→ Challenge
Determine how many lines contain the string "xlabel" and reply with that number alone.

++++ Input rows ++++

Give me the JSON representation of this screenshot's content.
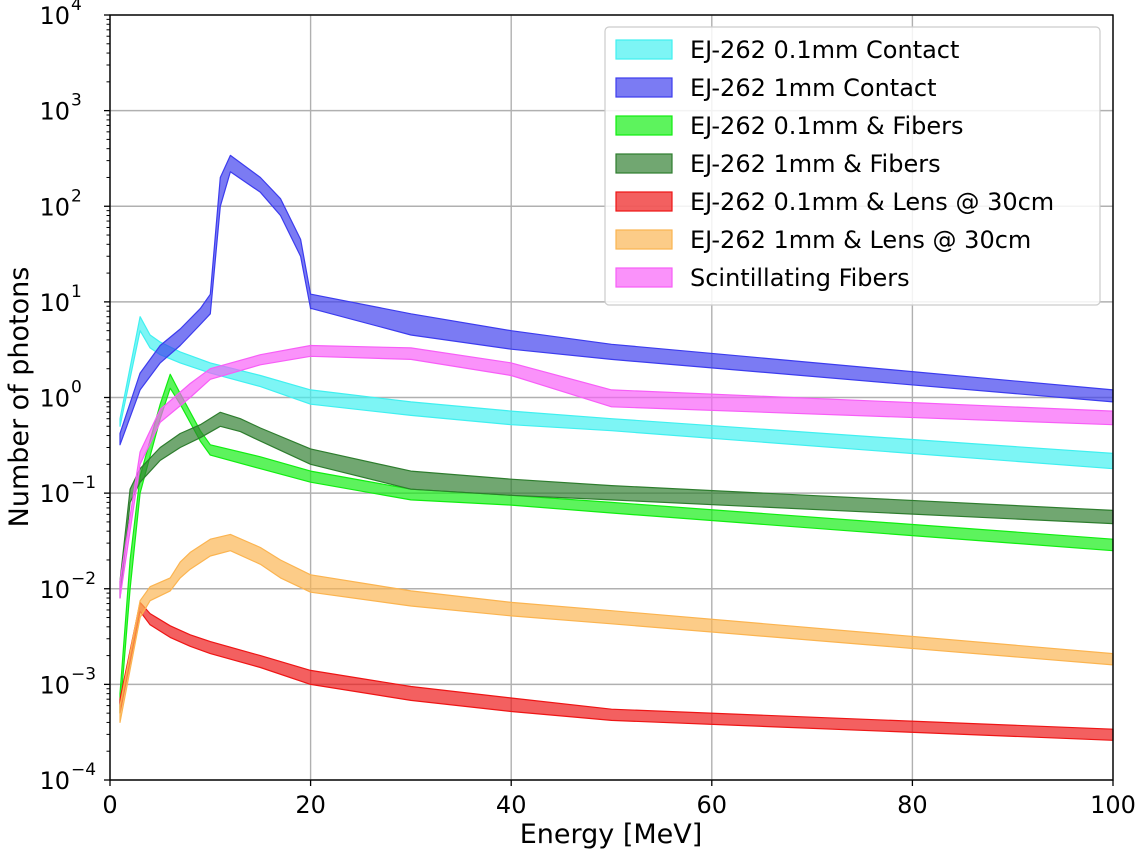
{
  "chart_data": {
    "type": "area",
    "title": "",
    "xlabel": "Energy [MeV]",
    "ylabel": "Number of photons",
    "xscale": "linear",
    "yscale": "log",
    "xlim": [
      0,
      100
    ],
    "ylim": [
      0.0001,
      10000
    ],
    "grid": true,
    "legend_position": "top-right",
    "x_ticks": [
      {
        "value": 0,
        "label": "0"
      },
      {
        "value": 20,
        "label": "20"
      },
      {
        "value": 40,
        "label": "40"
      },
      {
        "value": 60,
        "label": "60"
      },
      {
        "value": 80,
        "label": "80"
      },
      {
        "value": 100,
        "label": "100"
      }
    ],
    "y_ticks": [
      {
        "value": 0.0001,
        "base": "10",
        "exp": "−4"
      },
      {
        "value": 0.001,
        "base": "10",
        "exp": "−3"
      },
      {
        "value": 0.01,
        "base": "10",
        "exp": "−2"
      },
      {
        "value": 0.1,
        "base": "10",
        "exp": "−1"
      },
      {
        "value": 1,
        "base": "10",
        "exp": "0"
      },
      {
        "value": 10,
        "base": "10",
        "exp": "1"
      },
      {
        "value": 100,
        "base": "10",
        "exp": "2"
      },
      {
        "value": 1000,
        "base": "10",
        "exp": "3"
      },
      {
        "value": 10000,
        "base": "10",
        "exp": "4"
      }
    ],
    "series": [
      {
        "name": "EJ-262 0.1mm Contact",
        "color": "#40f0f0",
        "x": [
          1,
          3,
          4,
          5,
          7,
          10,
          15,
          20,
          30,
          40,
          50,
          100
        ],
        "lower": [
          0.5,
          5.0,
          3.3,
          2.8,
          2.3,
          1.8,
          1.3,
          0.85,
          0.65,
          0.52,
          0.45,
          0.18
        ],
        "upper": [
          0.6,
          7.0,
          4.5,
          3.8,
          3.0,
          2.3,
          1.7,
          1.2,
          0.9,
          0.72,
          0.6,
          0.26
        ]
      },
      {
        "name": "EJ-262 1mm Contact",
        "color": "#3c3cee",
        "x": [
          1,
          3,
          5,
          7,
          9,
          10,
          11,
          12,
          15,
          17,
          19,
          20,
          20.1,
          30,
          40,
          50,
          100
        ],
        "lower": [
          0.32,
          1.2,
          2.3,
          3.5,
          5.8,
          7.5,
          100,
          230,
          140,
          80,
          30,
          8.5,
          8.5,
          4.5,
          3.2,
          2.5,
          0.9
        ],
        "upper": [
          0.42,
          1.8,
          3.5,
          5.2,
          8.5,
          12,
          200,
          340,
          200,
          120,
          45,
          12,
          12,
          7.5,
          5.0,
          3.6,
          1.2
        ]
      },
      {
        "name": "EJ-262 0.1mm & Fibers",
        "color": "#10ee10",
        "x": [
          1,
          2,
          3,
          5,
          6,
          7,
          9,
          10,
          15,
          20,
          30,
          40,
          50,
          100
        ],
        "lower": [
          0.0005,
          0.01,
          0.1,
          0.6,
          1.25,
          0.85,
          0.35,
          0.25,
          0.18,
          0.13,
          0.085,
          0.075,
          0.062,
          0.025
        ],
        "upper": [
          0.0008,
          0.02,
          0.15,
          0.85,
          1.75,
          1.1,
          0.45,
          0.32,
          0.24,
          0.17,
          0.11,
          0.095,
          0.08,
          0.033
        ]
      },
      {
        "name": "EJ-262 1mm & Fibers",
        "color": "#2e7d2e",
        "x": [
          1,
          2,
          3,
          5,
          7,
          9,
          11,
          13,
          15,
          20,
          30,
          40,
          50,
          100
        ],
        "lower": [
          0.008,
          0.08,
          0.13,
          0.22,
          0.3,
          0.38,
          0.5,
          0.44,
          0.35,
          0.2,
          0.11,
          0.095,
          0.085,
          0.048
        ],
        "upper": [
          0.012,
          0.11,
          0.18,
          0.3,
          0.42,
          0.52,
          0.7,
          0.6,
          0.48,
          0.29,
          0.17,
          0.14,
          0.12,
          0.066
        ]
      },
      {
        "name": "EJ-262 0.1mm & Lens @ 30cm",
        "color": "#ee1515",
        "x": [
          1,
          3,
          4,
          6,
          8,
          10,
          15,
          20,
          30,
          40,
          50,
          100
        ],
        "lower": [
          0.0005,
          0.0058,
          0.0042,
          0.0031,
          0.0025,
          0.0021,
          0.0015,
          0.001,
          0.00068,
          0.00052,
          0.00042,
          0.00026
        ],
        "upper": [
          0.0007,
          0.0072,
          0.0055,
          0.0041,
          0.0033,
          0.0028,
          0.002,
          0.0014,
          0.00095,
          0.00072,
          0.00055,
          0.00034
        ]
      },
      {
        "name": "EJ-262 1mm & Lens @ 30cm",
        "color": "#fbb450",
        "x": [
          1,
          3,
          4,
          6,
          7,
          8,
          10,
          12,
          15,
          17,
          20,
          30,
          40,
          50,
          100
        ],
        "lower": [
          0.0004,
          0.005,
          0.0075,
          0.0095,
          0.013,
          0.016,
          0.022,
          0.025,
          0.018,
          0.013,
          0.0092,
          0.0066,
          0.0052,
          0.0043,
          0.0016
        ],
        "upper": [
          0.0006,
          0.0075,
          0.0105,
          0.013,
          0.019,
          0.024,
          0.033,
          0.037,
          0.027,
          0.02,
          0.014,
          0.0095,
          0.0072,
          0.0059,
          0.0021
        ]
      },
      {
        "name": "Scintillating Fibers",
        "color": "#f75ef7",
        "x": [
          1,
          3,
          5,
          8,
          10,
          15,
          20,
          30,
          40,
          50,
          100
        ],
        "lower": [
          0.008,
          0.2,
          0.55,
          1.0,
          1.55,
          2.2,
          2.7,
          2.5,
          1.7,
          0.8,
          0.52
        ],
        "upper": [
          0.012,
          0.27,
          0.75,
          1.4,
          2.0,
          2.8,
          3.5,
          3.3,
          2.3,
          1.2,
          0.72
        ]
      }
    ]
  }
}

++++
++++ Input rows ++++

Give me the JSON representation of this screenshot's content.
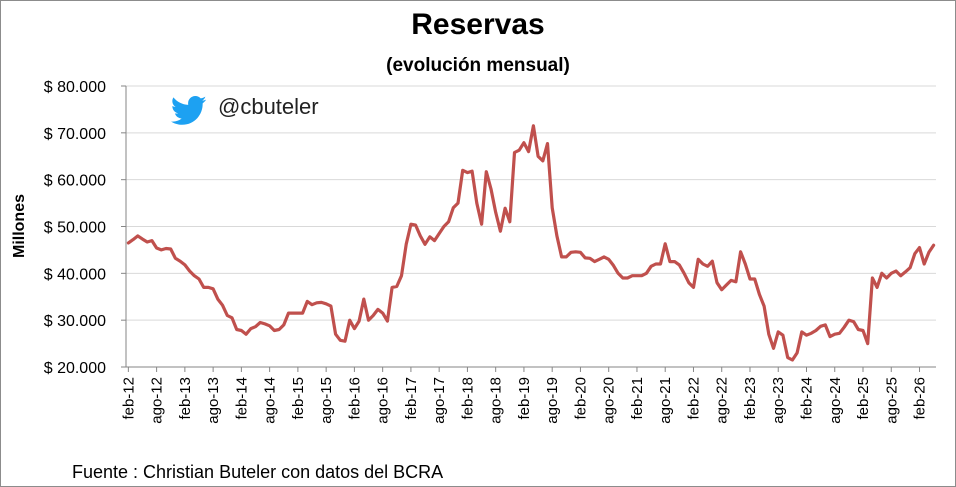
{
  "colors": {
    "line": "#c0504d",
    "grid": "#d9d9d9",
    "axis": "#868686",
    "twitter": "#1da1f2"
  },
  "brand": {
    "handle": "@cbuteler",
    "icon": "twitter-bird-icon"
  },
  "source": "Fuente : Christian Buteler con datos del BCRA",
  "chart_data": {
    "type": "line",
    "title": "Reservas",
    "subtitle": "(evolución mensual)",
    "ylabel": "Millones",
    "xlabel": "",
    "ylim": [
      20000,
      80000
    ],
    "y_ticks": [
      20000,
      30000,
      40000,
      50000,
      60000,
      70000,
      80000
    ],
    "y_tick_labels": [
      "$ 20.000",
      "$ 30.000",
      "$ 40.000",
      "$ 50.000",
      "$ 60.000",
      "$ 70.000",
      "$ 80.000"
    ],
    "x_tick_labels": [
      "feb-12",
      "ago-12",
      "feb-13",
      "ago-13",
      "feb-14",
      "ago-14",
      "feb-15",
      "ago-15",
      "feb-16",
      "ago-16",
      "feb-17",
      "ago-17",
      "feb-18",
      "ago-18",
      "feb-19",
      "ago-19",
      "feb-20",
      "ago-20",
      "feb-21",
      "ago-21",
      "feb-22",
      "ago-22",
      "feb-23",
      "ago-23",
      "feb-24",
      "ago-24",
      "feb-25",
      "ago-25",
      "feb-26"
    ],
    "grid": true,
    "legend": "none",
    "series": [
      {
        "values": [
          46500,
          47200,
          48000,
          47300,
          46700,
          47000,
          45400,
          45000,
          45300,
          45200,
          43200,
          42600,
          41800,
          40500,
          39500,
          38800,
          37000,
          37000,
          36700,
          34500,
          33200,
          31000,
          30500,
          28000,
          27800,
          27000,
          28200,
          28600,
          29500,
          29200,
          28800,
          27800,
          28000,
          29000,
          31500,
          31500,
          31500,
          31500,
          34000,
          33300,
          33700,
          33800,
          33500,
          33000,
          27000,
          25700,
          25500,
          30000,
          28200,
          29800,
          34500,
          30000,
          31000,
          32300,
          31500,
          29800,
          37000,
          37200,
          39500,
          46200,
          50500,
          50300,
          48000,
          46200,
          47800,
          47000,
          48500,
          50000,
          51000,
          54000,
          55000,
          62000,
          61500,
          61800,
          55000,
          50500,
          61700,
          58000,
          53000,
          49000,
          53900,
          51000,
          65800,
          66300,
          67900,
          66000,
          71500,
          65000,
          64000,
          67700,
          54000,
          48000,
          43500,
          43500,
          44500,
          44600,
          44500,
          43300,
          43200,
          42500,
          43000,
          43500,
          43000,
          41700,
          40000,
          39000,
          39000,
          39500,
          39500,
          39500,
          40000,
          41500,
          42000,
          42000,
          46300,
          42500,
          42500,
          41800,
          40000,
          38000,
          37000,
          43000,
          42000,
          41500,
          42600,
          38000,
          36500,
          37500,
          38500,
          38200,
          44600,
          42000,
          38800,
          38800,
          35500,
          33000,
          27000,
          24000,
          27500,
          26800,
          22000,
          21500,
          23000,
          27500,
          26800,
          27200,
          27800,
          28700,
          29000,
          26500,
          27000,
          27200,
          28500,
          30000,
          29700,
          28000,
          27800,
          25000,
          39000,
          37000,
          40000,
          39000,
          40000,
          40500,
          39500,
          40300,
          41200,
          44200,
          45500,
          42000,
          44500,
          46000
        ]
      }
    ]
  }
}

++++
++++ Input rows ++++

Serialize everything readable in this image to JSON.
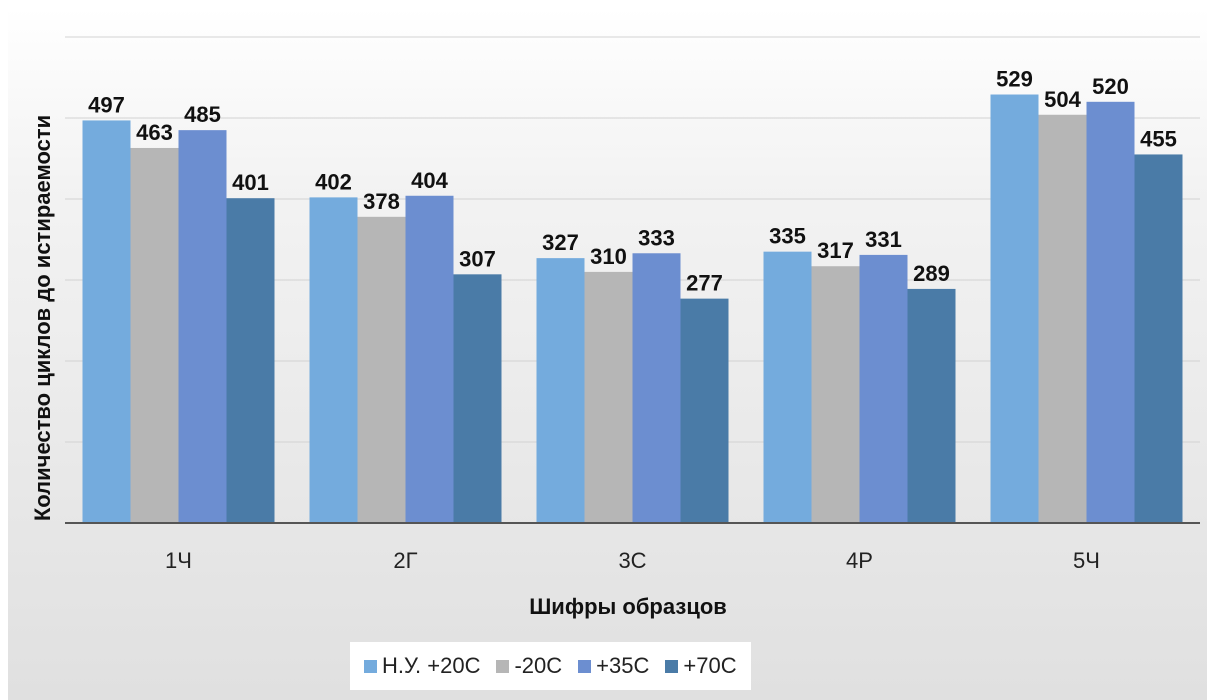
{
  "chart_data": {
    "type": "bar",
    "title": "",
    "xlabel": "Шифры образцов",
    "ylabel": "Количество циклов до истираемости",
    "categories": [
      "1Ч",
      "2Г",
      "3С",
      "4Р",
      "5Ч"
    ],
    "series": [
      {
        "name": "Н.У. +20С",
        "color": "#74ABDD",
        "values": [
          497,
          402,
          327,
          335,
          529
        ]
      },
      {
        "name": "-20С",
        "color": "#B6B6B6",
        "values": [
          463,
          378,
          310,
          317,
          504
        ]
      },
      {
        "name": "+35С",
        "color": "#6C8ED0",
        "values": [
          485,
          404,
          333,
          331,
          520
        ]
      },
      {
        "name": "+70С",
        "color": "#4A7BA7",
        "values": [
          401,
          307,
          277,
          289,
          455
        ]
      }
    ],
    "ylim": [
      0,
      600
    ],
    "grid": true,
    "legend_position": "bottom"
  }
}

++++

→ Output for this task
3